━━ Data entries

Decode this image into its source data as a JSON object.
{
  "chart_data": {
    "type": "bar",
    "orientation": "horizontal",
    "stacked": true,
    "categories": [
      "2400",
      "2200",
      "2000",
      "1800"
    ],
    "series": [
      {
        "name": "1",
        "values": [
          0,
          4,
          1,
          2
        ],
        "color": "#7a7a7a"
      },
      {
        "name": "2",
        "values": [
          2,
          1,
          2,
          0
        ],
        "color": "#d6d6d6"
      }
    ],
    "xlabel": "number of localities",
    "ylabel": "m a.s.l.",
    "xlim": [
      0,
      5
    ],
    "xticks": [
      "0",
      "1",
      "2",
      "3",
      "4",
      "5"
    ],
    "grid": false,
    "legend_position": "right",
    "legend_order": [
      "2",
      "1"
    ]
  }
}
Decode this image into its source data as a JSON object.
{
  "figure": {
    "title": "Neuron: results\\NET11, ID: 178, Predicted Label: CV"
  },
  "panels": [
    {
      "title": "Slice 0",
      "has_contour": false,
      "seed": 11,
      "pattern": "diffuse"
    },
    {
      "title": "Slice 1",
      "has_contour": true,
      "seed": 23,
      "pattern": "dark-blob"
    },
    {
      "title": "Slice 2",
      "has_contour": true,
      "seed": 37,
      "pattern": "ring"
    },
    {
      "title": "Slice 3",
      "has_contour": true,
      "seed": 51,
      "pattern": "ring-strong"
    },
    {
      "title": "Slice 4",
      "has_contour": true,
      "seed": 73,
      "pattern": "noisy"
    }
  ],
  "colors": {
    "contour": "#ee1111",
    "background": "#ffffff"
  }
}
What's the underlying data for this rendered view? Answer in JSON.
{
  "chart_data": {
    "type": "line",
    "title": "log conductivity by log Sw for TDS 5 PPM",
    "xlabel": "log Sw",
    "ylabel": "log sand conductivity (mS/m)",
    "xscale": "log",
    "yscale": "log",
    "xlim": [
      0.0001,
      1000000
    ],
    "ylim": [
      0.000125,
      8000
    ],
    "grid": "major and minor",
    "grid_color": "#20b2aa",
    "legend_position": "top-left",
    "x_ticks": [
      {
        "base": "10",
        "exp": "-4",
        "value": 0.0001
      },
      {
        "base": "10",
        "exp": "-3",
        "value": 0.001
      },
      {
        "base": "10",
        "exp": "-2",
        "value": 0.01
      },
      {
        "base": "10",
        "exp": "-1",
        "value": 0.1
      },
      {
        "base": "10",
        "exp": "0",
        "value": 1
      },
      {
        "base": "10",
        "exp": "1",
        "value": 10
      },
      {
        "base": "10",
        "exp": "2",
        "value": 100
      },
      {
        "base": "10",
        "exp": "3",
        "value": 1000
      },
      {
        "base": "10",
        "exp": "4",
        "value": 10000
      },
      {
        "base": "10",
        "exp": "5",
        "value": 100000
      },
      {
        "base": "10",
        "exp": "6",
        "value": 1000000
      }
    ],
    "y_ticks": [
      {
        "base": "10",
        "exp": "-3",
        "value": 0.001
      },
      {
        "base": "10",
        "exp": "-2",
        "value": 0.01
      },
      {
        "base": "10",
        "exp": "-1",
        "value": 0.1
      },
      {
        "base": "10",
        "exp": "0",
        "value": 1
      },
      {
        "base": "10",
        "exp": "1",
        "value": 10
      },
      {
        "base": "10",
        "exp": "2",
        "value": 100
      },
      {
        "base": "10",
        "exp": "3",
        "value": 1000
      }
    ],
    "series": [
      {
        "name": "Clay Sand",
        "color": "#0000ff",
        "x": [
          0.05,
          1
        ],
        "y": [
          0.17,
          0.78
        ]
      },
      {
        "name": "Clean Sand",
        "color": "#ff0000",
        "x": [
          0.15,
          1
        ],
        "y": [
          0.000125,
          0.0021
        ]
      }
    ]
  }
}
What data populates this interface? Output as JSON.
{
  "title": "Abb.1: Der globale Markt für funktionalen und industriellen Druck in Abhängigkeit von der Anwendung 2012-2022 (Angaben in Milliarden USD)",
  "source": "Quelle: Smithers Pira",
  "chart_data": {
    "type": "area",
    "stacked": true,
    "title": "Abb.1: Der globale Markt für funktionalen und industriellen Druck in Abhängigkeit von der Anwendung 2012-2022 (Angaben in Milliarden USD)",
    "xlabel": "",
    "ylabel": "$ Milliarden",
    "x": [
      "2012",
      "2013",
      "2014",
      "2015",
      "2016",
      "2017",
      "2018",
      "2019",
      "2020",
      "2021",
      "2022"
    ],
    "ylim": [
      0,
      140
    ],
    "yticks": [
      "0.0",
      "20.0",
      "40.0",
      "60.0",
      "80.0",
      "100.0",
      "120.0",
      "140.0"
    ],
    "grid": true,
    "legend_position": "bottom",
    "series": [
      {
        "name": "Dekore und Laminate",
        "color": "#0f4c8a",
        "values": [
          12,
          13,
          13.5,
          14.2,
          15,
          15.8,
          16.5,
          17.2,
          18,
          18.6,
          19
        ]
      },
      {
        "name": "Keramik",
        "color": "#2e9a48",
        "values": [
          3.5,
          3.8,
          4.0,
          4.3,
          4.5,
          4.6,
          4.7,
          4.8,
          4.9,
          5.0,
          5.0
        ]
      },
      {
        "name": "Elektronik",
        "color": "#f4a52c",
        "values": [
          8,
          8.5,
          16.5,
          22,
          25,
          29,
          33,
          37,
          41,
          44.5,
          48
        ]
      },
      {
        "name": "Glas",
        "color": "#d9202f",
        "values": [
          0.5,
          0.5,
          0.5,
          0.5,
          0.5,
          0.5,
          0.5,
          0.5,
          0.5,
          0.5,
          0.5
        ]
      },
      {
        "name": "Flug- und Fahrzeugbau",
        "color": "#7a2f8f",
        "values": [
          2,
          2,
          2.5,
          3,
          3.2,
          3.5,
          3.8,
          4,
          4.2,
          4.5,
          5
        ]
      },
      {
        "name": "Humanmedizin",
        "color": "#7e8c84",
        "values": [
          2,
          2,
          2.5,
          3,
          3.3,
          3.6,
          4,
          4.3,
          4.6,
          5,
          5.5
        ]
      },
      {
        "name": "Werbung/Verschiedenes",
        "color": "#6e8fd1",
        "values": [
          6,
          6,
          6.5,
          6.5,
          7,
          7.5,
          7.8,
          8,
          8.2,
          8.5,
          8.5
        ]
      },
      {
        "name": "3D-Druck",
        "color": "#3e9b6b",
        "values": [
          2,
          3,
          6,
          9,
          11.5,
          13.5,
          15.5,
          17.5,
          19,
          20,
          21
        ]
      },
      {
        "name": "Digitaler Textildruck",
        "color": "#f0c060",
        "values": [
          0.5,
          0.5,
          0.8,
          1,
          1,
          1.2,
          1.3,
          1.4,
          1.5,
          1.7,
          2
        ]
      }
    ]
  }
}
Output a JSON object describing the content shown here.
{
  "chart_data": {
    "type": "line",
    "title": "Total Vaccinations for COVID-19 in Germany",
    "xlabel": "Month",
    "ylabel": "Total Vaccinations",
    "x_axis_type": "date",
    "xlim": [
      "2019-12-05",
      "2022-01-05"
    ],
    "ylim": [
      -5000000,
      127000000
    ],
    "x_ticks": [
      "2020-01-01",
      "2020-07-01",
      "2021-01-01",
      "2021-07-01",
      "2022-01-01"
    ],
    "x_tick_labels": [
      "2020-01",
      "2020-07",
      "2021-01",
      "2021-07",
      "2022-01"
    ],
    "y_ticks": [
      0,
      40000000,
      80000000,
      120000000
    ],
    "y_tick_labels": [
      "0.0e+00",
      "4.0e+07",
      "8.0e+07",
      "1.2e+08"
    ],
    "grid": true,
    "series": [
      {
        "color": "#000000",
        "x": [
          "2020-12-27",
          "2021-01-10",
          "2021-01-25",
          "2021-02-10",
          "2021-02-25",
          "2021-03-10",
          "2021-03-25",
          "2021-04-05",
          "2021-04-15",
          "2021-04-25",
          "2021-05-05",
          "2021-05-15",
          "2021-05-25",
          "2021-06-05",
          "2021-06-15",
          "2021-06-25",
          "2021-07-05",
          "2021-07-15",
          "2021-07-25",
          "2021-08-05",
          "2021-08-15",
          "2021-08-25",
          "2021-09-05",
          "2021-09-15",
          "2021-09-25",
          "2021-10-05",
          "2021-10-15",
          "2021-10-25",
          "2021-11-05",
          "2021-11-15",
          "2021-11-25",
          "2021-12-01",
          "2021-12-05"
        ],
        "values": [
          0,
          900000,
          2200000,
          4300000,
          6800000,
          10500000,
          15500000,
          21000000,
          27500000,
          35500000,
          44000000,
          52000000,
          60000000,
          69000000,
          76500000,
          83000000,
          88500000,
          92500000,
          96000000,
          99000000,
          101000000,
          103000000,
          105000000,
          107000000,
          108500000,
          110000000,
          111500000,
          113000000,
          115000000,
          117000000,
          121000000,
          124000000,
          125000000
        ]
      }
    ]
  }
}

━━━━

> Exercise
Copy out all lines where the word "Total" appears.

> Expected answer
    "title": "Total Vaccinations for COVID-19 in Germany",
    "ylabel": "Total Vaccinations",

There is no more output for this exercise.